▶ **WHAT TO WORK ON**
Give every entry again, word for word and in full.

▶ **MATERIALS PROVIDED**
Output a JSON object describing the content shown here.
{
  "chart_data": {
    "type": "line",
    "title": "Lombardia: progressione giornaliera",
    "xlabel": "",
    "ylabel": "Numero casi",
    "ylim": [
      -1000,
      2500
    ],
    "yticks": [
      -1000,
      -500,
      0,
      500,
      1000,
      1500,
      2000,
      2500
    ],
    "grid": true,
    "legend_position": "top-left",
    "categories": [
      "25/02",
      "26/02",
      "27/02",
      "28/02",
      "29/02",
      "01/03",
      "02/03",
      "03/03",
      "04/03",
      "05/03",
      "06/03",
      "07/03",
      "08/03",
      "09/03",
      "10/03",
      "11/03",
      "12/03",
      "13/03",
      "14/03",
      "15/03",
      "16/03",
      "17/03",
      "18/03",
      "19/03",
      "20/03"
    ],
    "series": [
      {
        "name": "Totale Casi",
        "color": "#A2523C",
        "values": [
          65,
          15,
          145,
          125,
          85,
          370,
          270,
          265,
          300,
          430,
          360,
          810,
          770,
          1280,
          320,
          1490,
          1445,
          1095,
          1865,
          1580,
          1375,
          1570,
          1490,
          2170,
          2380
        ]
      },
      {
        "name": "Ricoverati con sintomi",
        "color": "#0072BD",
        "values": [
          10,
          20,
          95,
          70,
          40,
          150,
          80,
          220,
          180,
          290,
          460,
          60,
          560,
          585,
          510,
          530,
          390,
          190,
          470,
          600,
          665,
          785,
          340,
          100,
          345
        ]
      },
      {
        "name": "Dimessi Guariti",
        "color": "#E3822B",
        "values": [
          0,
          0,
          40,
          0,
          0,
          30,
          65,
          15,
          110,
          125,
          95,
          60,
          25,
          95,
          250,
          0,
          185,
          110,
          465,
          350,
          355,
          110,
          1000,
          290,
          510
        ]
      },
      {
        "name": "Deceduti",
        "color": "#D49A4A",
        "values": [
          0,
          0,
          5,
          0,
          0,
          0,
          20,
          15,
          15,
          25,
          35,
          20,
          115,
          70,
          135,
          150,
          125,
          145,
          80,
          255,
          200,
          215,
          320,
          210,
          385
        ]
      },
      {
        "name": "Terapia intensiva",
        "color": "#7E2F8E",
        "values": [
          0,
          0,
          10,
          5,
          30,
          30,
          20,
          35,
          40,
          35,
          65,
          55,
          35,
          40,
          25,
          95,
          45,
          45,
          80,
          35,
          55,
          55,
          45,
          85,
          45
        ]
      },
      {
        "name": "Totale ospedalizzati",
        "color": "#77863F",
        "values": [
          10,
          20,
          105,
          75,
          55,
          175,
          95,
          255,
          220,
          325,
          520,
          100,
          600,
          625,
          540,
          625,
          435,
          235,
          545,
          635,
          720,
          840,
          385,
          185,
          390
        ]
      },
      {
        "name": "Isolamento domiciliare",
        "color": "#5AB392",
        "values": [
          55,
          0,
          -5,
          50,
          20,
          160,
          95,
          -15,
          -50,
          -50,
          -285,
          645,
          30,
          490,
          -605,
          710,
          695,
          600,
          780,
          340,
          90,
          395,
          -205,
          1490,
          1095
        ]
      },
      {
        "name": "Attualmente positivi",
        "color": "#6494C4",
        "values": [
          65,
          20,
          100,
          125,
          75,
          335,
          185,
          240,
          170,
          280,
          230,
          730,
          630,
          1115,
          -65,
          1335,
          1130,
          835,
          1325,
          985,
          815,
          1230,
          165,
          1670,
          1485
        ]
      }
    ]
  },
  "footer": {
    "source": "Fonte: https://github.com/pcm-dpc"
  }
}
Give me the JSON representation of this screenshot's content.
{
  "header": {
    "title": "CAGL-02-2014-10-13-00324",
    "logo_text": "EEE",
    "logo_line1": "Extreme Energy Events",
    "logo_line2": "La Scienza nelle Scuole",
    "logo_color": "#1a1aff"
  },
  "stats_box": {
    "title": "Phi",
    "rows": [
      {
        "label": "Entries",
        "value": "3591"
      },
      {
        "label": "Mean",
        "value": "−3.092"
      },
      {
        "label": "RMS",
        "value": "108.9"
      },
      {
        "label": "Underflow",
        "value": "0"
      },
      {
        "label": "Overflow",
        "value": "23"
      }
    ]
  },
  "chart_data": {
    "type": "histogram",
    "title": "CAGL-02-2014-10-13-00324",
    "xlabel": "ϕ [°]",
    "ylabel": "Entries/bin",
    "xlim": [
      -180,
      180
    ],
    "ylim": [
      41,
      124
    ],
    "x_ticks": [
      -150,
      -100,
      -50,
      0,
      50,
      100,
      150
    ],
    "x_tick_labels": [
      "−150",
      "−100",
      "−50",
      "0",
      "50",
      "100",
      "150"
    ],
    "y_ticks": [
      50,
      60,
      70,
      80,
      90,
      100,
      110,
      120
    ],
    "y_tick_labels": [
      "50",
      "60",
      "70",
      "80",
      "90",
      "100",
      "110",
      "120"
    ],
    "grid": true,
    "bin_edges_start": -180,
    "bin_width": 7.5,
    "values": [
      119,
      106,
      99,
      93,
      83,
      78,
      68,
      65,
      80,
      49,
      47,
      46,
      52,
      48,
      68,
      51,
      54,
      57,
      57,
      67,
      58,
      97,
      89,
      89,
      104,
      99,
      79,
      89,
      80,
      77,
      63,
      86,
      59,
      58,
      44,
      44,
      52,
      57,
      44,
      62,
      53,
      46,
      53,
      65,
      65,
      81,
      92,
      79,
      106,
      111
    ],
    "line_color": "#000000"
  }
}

▶ **SOLUTION TO THIS PROBLEM**
Output a JSON object describing the content shown here.
{
  "chart_data": {
    "type": "line",
    "title": "Lombardia: progressione giornaliera",
    "xlabel": "",
    "ylabel": "Numero casi",
    "ylim": [
      -1000,
      2500
    ],
    "yticks": [
      -1000,
      -500,
      0,
      500,
      1000,
      1500,
      2000,
      2500
    ],
    "grid": true,
    "legend_position": "top-left",
    "categories": [
      "25/02",
      "26/02",
      "27/02",
      "28/02",
      "29/02",
      "01/03",
      "02/03",
      "03/03",
      "04/03",
      "05/03",
      "06/03",
      "07/03",
      "08/03",
      "09/03",
      "10/03",
      "11/03",
      "12/03",
      "13/03",
      "14/03",
      "15/03",
      "16/03",
      "17/03",
      "18/03",
      "19/03",
      "20/03"
    ],
    "series": [
      {
        "name": "Totale Casi",
        "color": "#A2523C",
        "values": [
          65,
          15,
          145,
          125,
          85,
          370,
          270,
          265,
          300,
          430,
          360,
          810,
          770,
          1280,
          320,
          1490,
          1445,
          1095,
          1865,
          1580,
          1375,
          1570,
          1490,
          2170,
          2380
        ]
      },
      {
        "name": "Ricoverati con sintomi",
        "color": "#0072BD",
        "values": [
          10,
          20,
          95,
          70,
          40,
          150,
          80,
          220,
          180,
          290,
          460,
          60,
          560,
          585,
          510,
          530,
          390,
          190,
          470,
          600,
          665,
          785,
          340,
          100,
          345
        ]
      },
      {
        "name": "Dimessi Guariti",
        "color": "#E3822B",
        "values": [
          0,
          0,
          40,
          0,
          0,
          30,
          65,
          15,
          110,
          125,
          95,
          60,
          25,
          95,
          250,
          0,
          185,
          110,
          465,
          350,
          355,
          110,
          1000,
          290,
          510
        ]
      },
      {
        "name": "Deceduti",
        "color": "#D49A4A",
        "values": [
          0,
          0,
          5,
          0,
          0,
          0,
          20,
          15,
          15,
          25,
          35,
          20,
          115,
          70,
          135,
          150,
          125,
          145,
          80,
          255,
          200,
          215,
          320,
          210,
          385
        ]
      },
      {
        "name": "Terapia intensiva",
        "color": "#7E2F8E",
        "values": [
          0,
          0,
          10,
          5,
          30,
          30,
          20,
          35,
          40,
          35,
          65,
          55,
          35,
          40,
          25,
          95,
          45,
          45,
          80,
          35,
          55,
          55,
          45,
          85,
          45
        ]
      },
      {
        "name": "Totale ospedalizzati",
        "color": "#77863F",
        "values": [
          10,
          20,
          105,
          75,
          55,
          175,
          95,
          255,
          220,
          325,
          520,
          100,
          600,
          625,
          540,
          625,
          435,
          235,
          545,
          635,
          720,
          840,
          385,
          185,
          390
        ]
      },
      {
        "name": "Isolamento domiciliare",
        "color": "#5AB392",
        "values": [
          55,
          0,
          -5,
          50,
          20,
          160,
          95,
          -15,
          -50,
          -50,
          -285,
          645,
          30,
          490,
          -605,
          710,
          695,
          600,
          780,
          340,
          90,
          395,
          -205,
          1490,
          1095
        ]
      },
      {
        "name": "Attualmente positivi",
        "color": "#6494C4",
        "values": [
          65,
          20,
          100,
          125,
          75,
          335,
          185,
          240,
          170,
          280,
          230,
          730,
          630,
          1115,
          -65,
          1335,
          1130,
          835,
          1325,
          985,
          815,
          1230,
          165,
          1670,
          1485
        ]
      }
    ]
  },
  "footer": {
    "source": "Fonte: https://github.com/pcm-dpc"
  }
}
Give me the JSON representation of this screenshot's content.
{
  "header": {
    "title": "CAGL-02-2014-10-13-00324",
    "logo_text": "EEE",
    "logo_line1": "Extreme Energy Events",
    "logo_line2": "La Scienza nelle Scuole",
    "logo_color": "#1a1aff"
  },
  "stats_box": {
    "title": "Phi",
    "rows": [
      {
        "label": "Entries",
        "value": "3591"
      },
      {
        "label": "Mean",
        "value": "−3.092"
      },
      {
        "label": "RMS",
        "value": "108.9"
      },
      {
        "label": "Underflow",
        "value": "0"
      },
      {
        "label": "Overflow",
        "value": "23"
      }
    ]
  },
  "chart_data": {
    "type": "histogram",
    "title": "CAGL-02-2014-10-13-00324",
    "xlabel": "ϕ [°]",
    "ylabel": "Entries/bin",
    "xlim": [
      -180,
      180
    ],
    "ylim": [
      41,
      124
    ],
    "x_ticks": [
      -150,
      -100,
      -50,
      0,
      50,
      100,
      150
    ],
    "x_tick_labels": [
      "−150",
      "−100",
      "−50",
      "0",
      "50",
      "100",
      "150"
    ],
    "y_ticks": [
      50,
      60,
      70,
      80,
      90,
      100,
      110,
      120
    ],
    "y_tick_labels": [
      "50",
      "60",
      "70",
      "80",
      "90",
      "100",
      "110",
      "120"
    ],
    "grid": true,
    "bin_edges_start": -180,
    "bin_width": 7.5,
    "values": [
      119,
      106,
      99,
      93,
      83,
      78,
      68,
      65,
      80,
      49,
      47,
      46,
      52,
      48,
      68,
      51,
      54,
      57,
      57,
      67,
      58,
      97,
      89,
      89,
      104,
      99,
      79,
      89,
      80,
      77,
      63,
      86,
      59,
      58,
      44,
      44,
      52,
      57,
      44,
      62,
      53,
      46,
      53,
      65,
      65,
      81,
      92,
      79,
      106,
      111
    ],
    "line_color": "#000000"
  }
}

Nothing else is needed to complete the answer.